*** DATA SUPPLIED ***

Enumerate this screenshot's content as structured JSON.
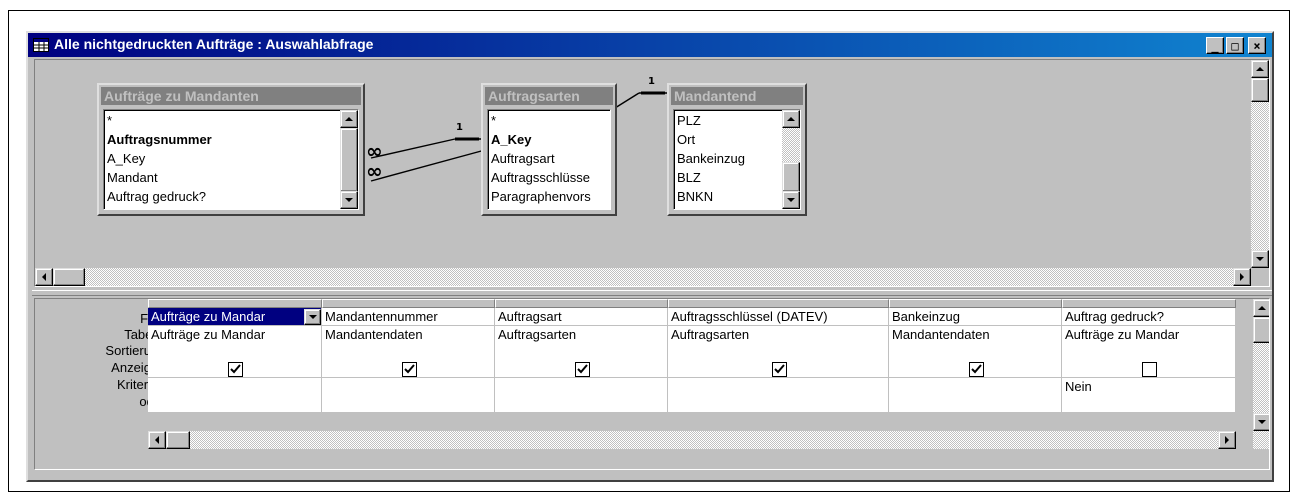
{
  "window": {
    "title": "Alle nichtgedruckten Aufträge : Auswahlabfrage",
    "title_gradient_start": "#000080",
    "title_gradient_end": "#1084d0",
    "buttons": {
      "minimize": "_",
      "maximize": "□",
      "close": "×"
    }
  },
  "tables": [
    {
      "title": "Aufträge zu Mandanten",
      "fields": [
        {
          "label": "*",
          "bold": false
        },
        {
          "label": "Auftragsnummer",
          "bold": true
        },
        {
          "label": "A_Key",
          "bold": false
        },
        {
          "label": "Mandant",
          "bold": false
        },
        {
          "label": "Auftrag gedruck?",
          "bold": false
        }
      ]
    },
    {
      "title": "Auftragsarten",
      "fields": [
        {
          "label": "*",
          "bold": false
        },
        {
          "label": "A_Key",
          "bold": true
        },
        {
          "label": "Auftragsart",
          "bold": false
        },
        {
          "label": "Auftragsschlüsse",
          "bold": false
        },
        {
          "label": "Paragraphenvors",
          "bold": false
        }
      ]
    },
    {
      "title": "Mandantend",
      "fields": [
        {
          "label": "PLZ",
          "bold": false
        },
        {
          "label": "Ort",
          "bold": false
        },
        {
          "label": "Bankeinzug",
          "bold": false
        },
        {
          "label": "BLZ",
          "bold": false
        },
        {
          "label": "BNKN",
          "bold": false
        }
      ]
    }
  ],
  "joins": {
    "one_label": "1",
    "many_label": "∞"
  },
  "grid": {
    "row_labels": [
      "Feld:",
      "Tabelle:",
      "Sortierung:",
      "Anzeigen:",
      "Kriterien:",
      "oder:"
    ],
    "columns": [
      {
        "field": "Aufträge zu Mandar",
        "table": "Aufträge zu Mandar",
        "sort": "",
        "show": true,
        "criteria": "",
        "or": ""
      },
      {
        "field": "Mandantennummer",
        "table": "Mandantendaten",
        "sort": "",
        "show": true,
        "criteria": "",
        "or": ""
      },
      {
        "field": "Auftragsart",
        "table": "Auftragsarten",
        "sort": "",
        "show": true,
        "criteria": "",
        "or": ""
      },
      {
        "field": "Auftragsschlüssel (DATEV)",
        "table": "Auftragsarten",
        "sort": "",
        "show": true,
        "criteria": "",
        "or": ""
      },
      {
        "field": "Bankeinzug",
        "table": "Mandantendaten",
        "sort": "",
        "show": true,
        "criteria": "",
        "or": ""
      },
      {
        "field": "Auftrag gedruck?",
        "table": "Aufträge zu Mandar",
        "sort": "",
        "show": false,
        "criteria": "Nein",
        "or": ""
      }
    ]
  }
}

***

## STATED GOAL
Give a single number: the count of lines above that include the word "Aufträge".

## EXERCISE SOLUTION
5